Dataset entries
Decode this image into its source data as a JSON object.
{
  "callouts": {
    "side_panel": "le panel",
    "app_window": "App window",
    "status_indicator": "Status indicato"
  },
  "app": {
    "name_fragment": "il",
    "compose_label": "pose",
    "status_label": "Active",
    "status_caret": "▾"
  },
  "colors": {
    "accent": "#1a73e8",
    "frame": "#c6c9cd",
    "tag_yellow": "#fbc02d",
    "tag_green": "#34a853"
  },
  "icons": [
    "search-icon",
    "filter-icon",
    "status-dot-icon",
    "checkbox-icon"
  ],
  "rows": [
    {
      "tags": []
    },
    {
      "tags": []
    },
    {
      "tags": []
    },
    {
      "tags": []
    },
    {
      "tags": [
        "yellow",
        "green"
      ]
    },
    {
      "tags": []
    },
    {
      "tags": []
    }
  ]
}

(Work instructions) Repeat all the entries exactly as given.

(Worked solution)
Decode this image into its source data as a JSON object.
{
  "callouts": {
    "side_panel": "le panel",
    "app_window": "App window",
    "status_indicator": "Status indicato"
  },
  "app": {
    "name_fragment": "il",
    "compose_label": "pose",
    "status_label": "Active",
    "status_caret": "▾"
  },
  "colors": {
    "accent": "#1a73e8",
    "frame": "#c6c9cd",
    "tag_yellow": "#fbc02d",
    "tag_green": "#34a853"
  },
  "icons": [
    "search-icon",
    "filter-icon",
    "status-dot-icon",
    "checkbox-icon"
  ],
  "rows": [
    {
      "tags": []
    },
    {
      "tags": []
    },
    {
      "tags": []
    },
    {
      "tags": []
    },
    {
      "tags": [
        "yellow",
        "green"
      ]
    },
    {
      "tags": []
    },
    {
      "tags": []
    }
  ]
}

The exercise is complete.